Data rows
******

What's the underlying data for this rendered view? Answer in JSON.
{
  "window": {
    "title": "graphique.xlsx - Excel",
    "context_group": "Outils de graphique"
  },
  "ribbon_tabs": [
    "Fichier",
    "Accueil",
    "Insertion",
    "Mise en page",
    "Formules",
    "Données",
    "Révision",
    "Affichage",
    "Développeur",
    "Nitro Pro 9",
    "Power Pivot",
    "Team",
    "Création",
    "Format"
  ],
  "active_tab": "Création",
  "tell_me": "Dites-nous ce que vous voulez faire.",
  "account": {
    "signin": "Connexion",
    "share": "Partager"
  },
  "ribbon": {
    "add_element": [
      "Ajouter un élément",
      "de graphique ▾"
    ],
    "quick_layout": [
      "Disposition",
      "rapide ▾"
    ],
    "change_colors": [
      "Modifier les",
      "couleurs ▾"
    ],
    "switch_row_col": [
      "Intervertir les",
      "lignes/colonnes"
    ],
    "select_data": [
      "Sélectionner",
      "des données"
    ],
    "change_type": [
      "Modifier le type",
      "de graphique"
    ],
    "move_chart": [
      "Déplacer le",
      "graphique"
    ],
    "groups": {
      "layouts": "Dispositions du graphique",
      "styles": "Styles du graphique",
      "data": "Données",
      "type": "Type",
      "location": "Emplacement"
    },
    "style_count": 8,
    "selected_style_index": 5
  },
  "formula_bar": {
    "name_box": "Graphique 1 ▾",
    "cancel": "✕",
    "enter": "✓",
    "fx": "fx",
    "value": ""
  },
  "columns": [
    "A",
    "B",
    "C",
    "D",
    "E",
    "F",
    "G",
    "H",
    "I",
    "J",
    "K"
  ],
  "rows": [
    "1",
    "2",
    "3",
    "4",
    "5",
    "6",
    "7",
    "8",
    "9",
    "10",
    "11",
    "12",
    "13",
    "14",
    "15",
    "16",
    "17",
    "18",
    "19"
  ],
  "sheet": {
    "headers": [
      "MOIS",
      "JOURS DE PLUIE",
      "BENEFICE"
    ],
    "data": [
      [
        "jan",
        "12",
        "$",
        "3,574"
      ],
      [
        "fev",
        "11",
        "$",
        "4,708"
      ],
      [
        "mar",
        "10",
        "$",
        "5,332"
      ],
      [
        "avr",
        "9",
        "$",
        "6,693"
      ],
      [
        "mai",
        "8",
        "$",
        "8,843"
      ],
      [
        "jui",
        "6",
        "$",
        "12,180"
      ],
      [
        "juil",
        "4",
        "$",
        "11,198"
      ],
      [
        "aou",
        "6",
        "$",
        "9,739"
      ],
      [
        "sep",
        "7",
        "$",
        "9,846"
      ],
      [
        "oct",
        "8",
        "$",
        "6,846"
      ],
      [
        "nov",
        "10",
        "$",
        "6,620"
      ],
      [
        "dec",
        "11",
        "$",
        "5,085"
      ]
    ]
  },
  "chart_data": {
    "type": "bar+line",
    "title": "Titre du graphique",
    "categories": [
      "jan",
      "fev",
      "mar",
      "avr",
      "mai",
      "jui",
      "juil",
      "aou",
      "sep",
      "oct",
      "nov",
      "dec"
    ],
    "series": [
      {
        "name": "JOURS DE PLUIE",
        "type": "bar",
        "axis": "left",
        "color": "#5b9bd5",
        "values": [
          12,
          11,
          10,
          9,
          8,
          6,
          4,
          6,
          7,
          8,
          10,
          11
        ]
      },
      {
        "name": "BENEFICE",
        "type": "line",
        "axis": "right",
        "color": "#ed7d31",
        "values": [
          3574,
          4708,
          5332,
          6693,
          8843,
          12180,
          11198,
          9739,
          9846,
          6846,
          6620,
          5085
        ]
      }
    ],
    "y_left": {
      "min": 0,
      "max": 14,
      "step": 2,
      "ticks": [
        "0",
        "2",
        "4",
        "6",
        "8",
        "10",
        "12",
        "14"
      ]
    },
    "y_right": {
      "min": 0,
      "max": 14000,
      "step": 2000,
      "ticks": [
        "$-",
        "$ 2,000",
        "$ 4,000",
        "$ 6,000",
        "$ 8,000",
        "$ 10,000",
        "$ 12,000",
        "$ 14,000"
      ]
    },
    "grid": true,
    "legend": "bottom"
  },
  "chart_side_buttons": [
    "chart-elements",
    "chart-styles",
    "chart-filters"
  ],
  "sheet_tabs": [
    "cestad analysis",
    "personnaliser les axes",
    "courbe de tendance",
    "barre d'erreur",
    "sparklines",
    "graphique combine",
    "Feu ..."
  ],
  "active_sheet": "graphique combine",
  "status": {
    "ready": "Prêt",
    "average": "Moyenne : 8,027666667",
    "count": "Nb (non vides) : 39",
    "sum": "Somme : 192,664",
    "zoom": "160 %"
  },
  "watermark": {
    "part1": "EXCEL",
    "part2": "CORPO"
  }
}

******

Set down all of the entries exactly, please.

Reply to the exercise
What's the underlying data for this rendered view? Answer in JSON.
{
  "window": {
    "title": "graphique.xlsx - Excel",
    "context_group": "Outils de graphique"
  },
  "ribbon_tabs": [
    "Fichier",
    "Accueil",
    "Insertion",
    "Mise en page",
    "Formules",
    "Données",
    "Révision",
    "Affichage",
    "Développeur",
    "Nitro Pro 9",
    "Power Pivot",
    "Team",
    "Création",
    "Format"
  ],
  "active_tab": "Création",
  "tell_me": "Dites-nous ce que vous voulez faire.",
  "account": {
    "signin": "Connexion",
    "share": "Partager"
  },
  "ribbon": {
    "add_element": [
      "Ajouter un élément",
      "de graphique ▾"
    ],
    "quick_layout": [
      "Disposition",
      "rapide ▾"
    ],
    "change_colors": [
      "Modifier les",
      "couleurs ▾"
    ],
    "switch_row_col": [
      "Intervertir les",
      "lignes/colonnes"
    ],
    "select_data": [
      "Sélectionner",
      "des données"
    ],
    "change_type": [
      "Modifier le type",
      "de graphique"
    ],
    "move_chart": [
      "Déplacer le",
      "graphique"
    ],
    "groups": {
      "layouts": "Dispositions du graphique",
      "styles": "Styles du graphique",
      "data": "Données",
      "type": "Type",
      "location": "Emplacement"
    },
    "style_count": 8,
    "selected_style_index": 5
  },
  "formula_bar": {
    "name_box": "Graphique 1 ▾",
    "cancel": "✕",
    "enter": "✓",
    "fx": "fx",
    "value": ""
  },
  "columns": [
    "A",
    "B",
    "C",
    "D",
    "E",
    "F",
    "G",
    "H",
    "I",
    "J",
    "K"
  ],
  "rows": [
    "1",
    "2",
    "3",
    "4",
    "5",
    "6",
    "7",
    "8",
    "9",
    "10",
    "11",
    "12",
    "13",
    "14",
    "15",
    "16",
    "17",
    "18",
    "19"
  ],
  "sheet": {
    "headers": [
      "MOIS",
      "JOURS DE PLUIE",
      "BENEFICE"
    ],
    "data": [
      [
        "jan",
        "12",
        "$",
        "3,574"
      ],
      [
        "fev",
        "11",
        "$",
        "4,708"
      ],
      [
        "mar",
        "10",
        "$",
        "5,332"
      ],
      [
        "avr",
        "9",
        "$",
        "6,693"
      ],
      [
        "mai",
        "8",
        "$",
        "8,843"
      ],
      [
        "jui",
        "6",
        "$",
        "12,180"
      ],
      [
        "juil",
        "4",
        "$",
        "11,198"
      ],
      [
        "aou",
        "6",
        "$",
        "9,739"
      ],
      [
        "sep",
        "7",
        "$",
        "9,846"
      ],
      [
        "oct",
        "8",
        "$",
        "6,846"
      ],
      [
        "nov",
        "10",
        "$",
        "6,620"
      ],
      [
        "dec",
        "11",
        "$",
        "5,085"
      ]
    ]
  },
  "chart_data": {
    "type": "bar+line",
    "title": "Titre du graphique",
    "categories": [
      "jan",
      "fev",
      "mar",
      "avr",
      "mai",
      "jui",
      "juil",
      "aou",
      "sep",
      "oct",
      "nov",
      "dec"
    ],
    "series": [
      {
        "name": "JOURS DE PLUIE",
        "type": "bar",
        "axis": "left",
        "color": "#5b9bd5",
        "values": [
          12,
          11,
          10,
          9,
          8,
          6,
          4,
          6,
          7,
          8,
          10,
          11
        ]
      },
      {
        "name": "BENEFICE",
        "type": "line",
        "axis": "right",
        "color": "#ed7d31",
        "values": [
          3574,
          4708,
          5332,
          6693,
          8843,
          12180,
          11198,
          9739,
          9846,
          6846,
          6620,
          5085
        ]
      }
    ],
    "y_left": {
      "min": 0,
      "max": 14,
      "step": 2,
      "ticks": [
        "0",
        "2",
        "4",
        "6",
        "8",
        "10",
        "12",
        "14"
      ]
    },
    "y_right": {
      "min": 0,
      "max": 14000,
      "step": 2000,
      "ticks": [
        "$-",
        "$ 2,000",
        "$ 4,000",
        "$ 6,000",
        "$ 8,000",
        "$ 10,000",
        "$ 12,000",
        "$ 14,000"
      ]
    },
    "grid": true,
    "legend": "bottom"
  },
  "chart_side_buttons": [
    "chart-elements",
    "chart-styles",
    "chart-filters"
  ],
  "sheet_tabs": [
    "cestad analysis",
    "personnaliser les axes",
    "courbe de tendance",
    "barre d'erreur",
    "sparklines",
    "graphique combine",
    "Feu ..."
  ],
  "active_sheet": "graphique combine",
  "status": {
    "ready": "Prêt",
    "average": "Moyenne : 8,027666667",
    "count": "Nb (non vides) : 39",
    "sum": "Somme : 192,664",
    "zoom": "160 %"
  },
  "watermark": {
    "part1": "EXCEL",
    "part2": "CORPO"
  }
}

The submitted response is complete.